### EXERCISE GOAL
Gather, from the data below, each line in which the word "name" occurs.
— begin DATA SHOWN —
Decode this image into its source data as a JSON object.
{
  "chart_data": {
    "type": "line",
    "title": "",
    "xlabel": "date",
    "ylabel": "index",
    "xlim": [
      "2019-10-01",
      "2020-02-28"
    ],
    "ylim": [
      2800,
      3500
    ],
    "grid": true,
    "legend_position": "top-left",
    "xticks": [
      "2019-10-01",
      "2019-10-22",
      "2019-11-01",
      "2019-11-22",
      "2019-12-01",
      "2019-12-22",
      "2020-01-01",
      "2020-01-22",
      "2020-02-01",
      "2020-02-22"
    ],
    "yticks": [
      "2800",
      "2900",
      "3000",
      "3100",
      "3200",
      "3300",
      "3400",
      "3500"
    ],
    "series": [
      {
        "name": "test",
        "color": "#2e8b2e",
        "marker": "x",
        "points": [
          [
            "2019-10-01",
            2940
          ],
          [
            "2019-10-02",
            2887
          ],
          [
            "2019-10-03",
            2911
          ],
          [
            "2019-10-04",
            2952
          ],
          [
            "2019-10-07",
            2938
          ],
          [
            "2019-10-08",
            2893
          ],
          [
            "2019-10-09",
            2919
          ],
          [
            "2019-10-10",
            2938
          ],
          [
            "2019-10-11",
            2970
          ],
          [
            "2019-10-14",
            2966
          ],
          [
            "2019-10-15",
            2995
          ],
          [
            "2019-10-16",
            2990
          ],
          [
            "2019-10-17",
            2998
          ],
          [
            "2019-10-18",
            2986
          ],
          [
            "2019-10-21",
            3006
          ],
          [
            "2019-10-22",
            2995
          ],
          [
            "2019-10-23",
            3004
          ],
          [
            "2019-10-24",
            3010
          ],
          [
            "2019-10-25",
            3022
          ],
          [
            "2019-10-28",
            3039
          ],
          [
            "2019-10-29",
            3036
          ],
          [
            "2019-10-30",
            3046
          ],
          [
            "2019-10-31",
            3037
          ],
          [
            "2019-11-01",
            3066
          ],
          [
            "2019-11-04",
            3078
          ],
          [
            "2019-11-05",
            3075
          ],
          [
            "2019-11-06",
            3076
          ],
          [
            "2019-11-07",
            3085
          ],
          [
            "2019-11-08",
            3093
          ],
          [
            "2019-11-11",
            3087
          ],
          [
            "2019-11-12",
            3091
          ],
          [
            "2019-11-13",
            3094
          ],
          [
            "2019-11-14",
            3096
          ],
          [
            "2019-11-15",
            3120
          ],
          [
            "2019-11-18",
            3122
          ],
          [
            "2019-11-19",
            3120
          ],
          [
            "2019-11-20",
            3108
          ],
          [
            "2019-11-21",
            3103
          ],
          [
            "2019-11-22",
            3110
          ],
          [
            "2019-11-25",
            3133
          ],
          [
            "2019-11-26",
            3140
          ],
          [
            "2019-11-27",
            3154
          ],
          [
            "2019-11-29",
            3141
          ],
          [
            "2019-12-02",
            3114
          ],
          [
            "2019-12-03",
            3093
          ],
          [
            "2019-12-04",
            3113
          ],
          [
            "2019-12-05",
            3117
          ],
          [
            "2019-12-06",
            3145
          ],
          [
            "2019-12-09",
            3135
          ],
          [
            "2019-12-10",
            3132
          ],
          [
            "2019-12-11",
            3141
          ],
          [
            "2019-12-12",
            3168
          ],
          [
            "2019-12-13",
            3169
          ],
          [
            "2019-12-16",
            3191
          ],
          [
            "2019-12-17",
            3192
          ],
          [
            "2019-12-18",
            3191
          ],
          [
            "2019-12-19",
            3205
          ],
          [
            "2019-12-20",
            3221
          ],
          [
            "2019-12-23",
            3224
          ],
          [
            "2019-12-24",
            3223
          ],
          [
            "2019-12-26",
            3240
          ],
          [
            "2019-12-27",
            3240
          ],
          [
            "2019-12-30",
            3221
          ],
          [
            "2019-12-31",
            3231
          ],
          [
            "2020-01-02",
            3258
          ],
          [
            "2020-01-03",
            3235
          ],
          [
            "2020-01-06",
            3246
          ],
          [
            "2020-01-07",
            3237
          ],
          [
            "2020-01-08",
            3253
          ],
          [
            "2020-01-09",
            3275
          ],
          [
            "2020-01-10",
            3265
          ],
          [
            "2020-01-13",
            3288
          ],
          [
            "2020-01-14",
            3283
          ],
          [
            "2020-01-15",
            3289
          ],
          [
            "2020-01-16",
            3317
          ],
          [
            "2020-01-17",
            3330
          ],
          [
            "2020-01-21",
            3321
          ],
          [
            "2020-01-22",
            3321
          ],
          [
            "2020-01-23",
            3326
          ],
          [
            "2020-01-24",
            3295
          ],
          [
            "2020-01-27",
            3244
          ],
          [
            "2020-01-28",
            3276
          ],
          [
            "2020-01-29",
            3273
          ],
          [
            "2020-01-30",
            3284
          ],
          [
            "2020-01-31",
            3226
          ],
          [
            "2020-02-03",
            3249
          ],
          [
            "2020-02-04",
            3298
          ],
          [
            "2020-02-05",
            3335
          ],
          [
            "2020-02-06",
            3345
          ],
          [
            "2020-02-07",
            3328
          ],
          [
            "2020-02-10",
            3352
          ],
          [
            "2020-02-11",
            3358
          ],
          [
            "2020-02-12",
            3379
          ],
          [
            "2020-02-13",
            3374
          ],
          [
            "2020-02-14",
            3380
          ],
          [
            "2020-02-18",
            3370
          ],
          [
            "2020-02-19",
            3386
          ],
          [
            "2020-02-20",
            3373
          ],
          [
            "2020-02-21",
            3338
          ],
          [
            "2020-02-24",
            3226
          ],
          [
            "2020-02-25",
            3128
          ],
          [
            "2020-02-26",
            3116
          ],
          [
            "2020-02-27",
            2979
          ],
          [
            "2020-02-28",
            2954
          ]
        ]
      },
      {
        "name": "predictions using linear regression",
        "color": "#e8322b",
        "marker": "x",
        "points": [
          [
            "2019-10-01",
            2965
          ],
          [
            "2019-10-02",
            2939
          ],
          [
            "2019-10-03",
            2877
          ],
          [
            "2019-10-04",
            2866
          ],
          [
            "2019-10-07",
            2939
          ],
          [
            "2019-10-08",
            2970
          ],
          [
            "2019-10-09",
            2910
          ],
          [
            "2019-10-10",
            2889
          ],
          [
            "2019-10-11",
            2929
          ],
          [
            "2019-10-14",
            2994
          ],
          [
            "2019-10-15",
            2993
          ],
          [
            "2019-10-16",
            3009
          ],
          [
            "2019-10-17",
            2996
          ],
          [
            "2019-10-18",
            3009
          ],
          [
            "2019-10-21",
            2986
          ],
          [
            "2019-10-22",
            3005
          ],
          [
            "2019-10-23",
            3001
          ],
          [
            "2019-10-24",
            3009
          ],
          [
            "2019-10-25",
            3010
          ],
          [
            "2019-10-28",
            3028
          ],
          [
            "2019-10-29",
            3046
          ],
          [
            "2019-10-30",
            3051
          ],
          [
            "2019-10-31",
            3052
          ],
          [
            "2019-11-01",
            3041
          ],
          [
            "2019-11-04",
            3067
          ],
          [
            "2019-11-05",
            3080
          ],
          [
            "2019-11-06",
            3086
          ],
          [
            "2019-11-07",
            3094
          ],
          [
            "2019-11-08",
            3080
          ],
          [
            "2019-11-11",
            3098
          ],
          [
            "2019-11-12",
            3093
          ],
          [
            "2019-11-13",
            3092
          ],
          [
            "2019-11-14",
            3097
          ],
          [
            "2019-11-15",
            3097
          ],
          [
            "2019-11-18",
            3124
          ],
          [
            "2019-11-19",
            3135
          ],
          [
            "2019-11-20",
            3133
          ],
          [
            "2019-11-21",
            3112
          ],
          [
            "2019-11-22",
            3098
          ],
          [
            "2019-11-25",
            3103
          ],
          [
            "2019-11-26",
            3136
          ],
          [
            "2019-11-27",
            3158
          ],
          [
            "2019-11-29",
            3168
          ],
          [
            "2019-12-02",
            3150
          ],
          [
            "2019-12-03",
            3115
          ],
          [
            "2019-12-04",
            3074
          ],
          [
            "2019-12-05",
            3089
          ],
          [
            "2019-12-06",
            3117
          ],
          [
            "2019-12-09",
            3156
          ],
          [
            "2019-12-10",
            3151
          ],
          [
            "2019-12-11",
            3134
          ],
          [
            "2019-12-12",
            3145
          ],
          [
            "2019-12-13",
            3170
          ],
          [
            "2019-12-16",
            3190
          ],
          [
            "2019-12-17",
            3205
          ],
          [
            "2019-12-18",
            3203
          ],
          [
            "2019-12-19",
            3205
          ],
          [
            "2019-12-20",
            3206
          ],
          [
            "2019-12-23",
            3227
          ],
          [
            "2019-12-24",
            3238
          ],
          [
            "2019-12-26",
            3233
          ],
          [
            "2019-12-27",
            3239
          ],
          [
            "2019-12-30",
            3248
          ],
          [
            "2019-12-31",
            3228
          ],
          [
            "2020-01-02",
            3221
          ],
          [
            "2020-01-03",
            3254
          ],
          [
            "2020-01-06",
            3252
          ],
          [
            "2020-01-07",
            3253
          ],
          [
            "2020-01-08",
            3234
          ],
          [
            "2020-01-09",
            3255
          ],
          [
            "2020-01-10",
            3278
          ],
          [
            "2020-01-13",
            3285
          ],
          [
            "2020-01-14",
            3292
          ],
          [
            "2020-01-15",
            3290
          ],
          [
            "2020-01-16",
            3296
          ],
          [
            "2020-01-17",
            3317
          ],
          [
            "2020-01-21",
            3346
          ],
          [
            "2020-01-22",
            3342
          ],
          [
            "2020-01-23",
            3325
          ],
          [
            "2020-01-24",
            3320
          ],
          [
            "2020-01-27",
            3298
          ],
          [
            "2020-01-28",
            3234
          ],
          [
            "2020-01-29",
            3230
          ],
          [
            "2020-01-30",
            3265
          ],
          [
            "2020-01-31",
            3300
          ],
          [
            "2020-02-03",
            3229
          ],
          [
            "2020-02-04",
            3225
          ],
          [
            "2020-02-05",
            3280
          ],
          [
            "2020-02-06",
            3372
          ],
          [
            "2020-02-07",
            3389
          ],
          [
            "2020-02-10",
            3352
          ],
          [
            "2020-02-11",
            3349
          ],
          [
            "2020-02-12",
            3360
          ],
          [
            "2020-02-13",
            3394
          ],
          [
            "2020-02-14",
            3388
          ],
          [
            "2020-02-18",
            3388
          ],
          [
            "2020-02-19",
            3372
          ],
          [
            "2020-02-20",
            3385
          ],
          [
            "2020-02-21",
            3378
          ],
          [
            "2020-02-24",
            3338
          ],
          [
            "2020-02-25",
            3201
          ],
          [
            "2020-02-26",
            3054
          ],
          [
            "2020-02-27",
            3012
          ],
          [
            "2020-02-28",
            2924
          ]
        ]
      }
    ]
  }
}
— end DATA SHOWN —
### ANSWER TO THE PROBLEM
        "name": "test",
        "name": "predictions using linear regression",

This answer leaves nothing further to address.